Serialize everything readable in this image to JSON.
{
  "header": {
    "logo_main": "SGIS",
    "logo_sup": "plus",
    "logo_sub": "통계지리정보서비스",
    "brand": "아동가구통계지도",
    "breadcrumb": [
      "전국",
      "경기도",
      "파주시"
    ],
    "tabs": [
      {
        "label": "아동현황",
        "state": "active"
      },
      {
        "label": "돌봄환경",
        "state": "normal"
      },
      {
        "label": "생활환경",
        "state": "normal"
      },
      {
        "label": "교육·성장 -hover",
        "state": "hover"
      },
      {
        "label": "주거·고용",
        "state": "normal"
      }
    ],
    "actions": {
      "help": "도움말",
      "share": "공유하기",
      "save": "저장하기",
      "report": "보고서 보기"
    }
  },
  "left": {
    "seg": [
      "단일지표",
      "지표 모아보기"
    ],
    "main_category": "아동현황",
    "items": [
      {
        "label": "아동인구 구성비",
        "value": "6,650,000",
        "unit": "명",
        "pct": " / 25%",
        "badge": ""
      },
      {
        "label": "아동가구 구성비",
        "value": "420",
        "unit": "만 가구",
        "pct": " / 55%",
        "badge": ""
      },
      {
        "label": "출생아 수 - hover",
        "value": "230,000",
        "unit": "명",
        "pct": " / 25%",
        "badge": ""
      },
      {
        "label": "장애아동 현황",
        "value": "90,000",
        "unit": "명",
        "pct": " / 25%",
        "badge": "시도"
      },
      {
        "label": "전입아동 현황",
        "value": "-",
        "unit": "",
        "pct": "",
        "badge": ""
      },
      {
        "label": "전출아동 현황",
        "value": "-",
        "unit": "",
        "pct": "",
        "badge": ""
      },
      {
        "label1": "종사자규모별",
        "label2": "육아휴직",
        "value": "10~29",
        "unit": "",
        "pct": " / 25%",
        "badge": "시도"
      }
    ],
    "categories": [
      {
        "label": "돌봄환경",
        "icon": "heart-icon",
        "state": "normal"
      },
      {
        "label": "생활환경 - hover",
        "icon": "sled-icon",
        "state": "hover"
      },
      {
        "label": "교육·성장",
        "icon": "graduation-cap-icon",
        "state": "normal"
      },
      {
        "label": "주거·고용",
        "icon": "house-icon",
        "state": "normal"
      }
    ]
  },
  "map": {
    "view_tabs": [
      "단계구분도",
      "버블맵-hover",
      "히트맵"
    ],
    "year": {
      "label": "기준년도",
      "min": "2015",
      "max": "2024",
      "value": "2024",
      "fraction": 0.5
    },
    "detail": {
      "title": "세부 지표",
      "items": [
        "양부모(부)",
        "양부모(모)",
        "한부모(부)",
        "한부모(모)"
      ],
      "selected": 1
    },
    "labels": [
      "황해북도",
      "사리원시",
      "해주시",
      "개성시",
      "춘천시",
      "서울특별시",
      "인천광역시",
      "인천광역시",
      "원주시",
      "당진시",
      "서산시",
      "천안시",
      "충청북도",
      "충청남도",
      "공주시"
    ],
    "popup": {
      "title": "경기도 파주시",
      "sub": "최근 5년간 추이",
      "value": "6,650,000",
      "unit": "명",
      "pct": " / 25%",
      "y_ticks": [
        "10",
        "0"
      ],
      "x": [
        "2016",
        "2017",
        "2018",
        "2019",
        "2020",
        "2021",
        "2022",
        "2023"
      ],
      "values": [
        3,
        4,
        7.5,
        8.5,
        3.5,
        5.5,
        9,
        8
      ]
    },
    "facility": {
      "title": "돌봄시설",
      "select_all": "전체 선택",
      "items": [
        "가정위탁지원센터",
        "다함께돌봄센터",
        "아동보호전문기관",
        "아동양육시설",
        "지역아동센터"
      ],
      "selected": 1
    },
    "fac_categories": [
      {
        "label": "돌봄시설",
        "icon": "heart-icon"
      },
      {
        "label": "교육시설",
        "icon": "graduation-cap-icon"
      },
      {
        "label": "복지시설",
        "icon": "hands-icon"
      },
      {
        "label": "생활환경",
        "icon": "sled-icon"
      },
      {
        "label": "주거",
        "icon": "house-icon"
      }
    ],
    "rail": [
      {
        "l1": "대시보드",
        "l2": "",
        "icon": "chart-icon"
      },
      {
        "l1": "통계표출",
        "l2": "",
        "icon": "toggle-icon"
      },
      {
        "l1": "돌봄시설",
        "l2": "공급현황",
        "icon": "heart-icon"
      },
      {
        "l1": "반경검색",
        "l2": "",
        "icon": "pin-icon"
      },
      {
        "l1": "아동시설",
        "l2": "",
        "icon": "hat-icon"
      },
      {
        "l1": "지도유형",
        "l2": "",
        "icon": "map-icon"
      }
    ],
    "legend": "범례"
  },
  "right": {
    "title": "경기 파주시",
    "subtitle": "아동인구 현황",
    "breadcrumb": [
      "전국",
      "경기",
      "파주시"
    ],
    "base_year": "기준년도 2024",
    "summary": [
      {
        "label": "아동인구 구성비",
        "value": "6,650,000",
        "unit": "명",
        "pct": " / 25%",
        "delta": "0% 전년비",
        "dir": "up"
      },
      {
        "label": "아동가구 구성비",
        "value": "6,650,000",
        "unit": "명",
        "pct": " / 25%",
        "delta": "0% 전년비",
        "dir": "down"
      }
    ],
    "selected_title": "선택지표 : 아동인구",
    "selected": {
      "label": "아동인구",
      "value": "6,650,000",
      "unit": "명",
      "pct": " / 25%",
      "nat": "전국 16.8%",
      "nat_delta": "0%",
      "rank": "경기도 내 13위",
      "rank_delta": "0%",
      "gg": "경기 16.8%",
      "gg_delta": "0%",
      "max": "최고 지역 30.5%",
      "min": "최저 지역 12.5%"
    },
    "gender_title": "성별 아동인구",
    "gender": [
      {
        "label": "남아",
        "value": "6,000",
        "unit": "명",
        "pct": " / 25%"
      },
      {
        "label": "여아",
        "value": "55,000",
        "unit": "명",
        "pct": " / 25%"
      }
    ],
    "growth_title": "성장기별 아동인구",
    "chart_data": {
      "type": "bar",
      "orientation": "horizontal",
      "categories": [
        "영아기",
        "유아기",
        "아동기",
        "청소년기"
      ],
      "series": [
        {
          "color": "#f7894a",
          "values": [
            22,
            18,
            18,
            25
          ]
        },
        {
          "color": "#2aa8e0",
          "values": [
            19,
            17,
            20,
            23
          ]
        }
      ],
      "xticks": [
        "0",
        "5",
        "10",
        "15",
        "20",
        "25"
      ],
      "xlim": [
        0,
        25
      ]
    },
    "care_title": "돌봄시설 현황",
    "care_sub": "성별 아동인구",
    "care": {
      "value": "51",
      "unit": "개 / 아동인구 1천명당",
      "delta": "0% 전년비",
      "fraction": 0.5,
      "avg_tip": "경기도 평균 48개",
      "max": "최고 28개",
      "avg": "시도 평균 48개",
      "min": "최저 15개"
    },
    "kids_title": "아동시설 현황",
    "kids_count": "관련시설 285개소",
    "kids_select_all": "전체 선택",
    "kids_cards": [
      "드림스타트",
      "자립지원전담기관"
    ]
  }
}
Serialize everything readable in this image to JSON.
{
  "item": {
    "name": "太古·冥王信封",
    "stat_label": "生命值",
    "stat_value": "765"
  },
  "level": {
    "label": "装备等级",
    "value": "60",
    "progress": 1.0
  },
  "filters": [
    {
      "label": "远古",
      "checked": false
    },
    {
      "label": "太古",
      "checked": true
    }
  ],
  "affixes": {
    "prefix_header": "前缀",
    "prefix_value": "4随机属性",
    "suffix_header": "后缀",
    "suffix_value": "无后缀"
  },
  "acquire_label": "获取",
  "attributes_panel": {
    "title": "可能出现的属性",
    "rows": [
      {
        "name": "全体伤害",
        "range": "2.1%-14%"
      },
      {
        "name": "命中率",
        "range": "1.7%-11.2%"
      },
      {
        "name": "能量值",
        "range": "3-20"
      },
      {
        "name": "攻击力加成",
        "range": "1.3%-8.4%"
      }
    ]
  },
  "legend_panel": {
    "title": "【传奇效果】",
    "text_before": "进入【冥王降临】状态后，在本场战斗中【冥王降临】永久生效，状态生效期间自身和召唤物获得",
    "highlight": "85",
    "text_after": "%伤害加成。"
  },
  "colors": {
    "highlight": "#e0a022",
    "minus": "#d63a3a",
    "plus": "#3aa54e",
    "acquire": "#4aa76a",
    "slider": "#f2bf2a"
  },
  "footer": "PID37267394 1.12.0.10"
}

What is being asked – Copy every line of the listing that contains the word "hover".

Right answer –
        "label": "교육·성장 -hover",
        "state": "hover"
        "label": "출생아 수 - hover",
        "label": "생활환경 - hover",
        "state": "hover"
      "버블맵-hover",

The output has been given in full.